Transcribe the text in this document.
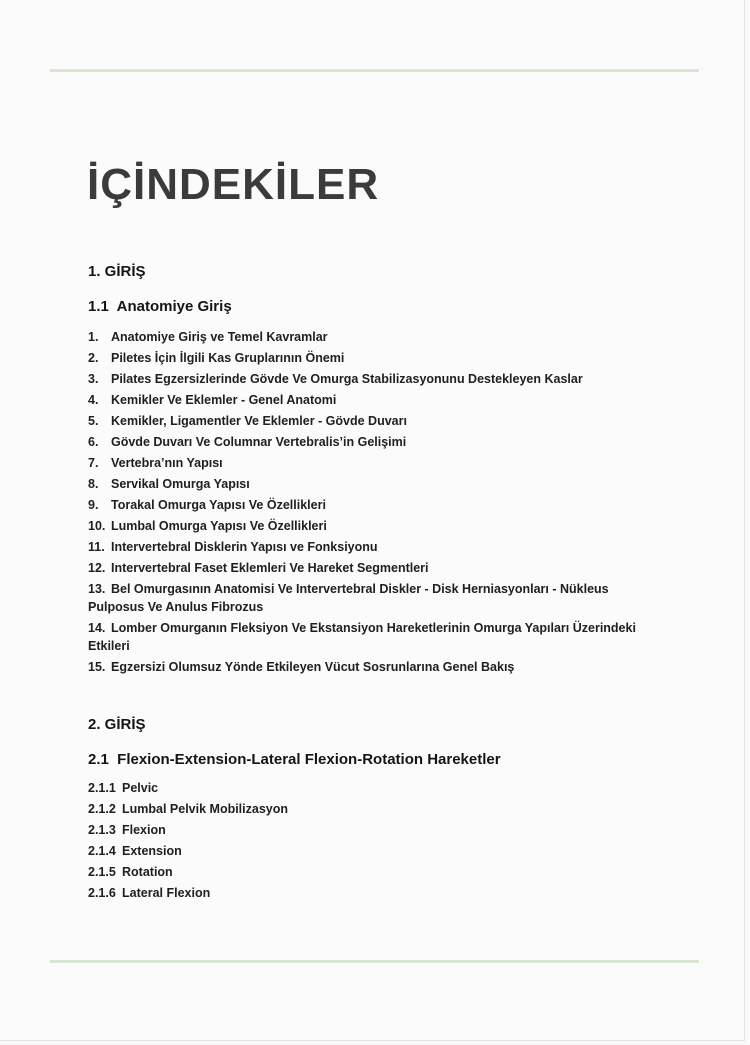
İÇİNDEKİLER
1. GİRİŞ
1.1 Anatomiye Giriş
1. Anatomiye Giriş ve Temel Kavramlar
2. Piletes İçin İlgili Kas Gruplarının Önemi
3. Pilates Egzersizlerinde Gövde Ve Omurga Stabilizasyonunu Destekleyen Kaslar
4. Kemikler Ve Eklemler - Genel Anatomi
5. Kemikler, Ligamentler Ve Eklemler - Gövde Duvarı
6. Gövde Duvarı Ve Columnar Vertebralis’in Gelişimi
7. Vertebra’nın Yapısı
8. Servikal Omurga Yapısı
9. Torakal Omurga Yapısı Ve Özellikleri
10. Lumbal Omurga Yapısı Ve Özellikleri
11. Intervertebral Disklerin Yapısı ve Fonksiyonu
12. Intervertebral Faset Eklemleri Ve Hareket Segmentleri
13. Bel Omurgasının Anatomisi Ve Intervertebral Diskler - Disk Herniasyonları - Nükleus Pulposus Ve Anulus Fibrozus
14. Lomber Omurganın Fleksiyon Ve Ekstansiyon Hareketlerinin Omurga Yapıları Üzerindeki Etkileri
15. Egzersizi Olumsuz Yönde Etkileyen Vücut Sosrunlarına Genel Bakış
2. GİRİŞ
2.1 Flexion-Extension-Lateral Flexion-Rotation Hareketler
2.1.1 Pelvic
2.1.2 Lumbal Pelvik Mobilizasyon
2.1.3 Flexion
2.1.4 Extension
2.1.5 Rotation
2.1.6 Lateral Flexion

--

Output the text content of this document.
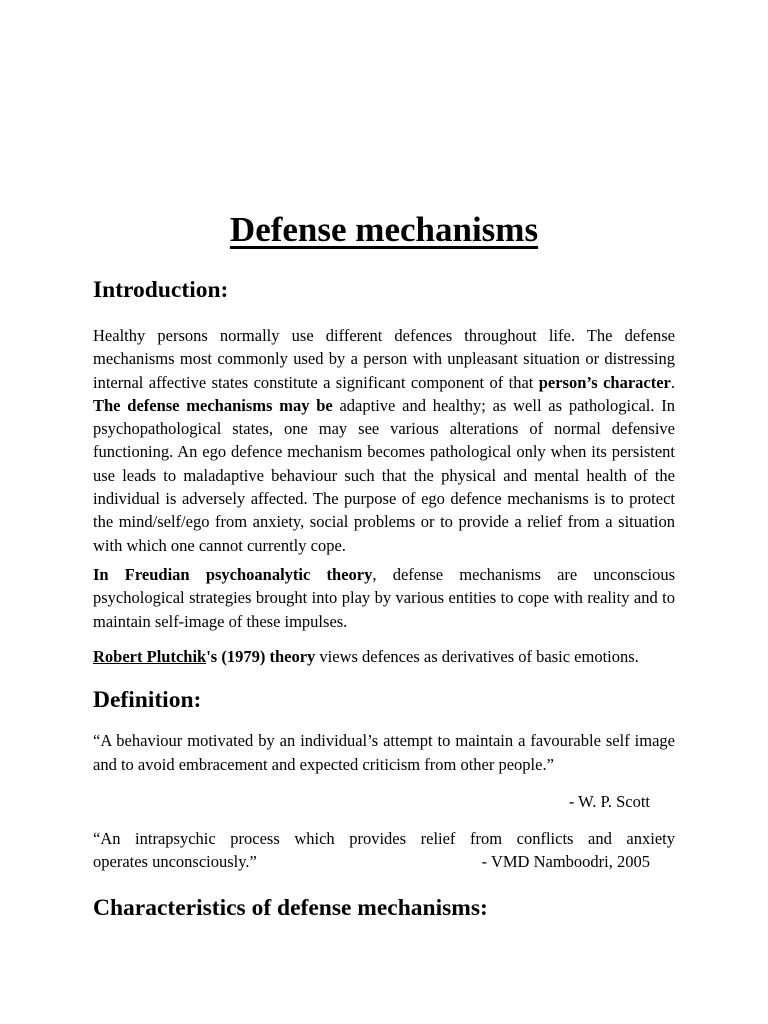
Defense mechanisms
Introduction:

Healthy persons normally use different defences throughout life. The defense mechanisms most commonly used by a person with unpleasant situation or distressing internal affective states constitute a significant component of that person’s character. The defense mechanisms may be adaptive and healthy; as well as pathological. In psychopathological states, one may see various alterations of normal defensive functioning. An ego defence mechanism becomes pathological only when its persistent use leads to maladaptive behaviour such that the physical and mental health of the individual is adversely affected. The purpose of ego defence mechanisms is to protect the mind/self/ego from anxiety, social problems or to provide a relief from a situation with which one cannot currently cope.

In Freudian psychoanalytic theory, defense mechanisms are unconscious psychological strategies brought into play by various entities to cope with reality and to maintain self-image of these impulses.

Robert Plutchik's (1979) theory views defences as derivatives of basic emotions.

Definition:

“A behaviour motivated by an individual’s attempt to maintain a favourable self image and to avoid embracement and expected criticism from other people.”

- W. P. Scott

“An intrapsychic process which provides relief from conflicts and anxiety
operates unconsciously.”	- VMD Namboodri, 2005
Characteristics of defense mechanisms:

### Set task:
Read the entries and select each line where the word "Intervertebral" is found.

### Full output:
11. Intervertebral Disklerin Yapısı ve Fonksiyonu
12. Intervertebral Faset Eklemleri Ve Hareket Segmentleri
13. Bel Omurgasının Anatomisi Ve Intervertebral Diskler - Disk Herniasyonları - Nükleus Pulposus Ve Anulus Fibrozus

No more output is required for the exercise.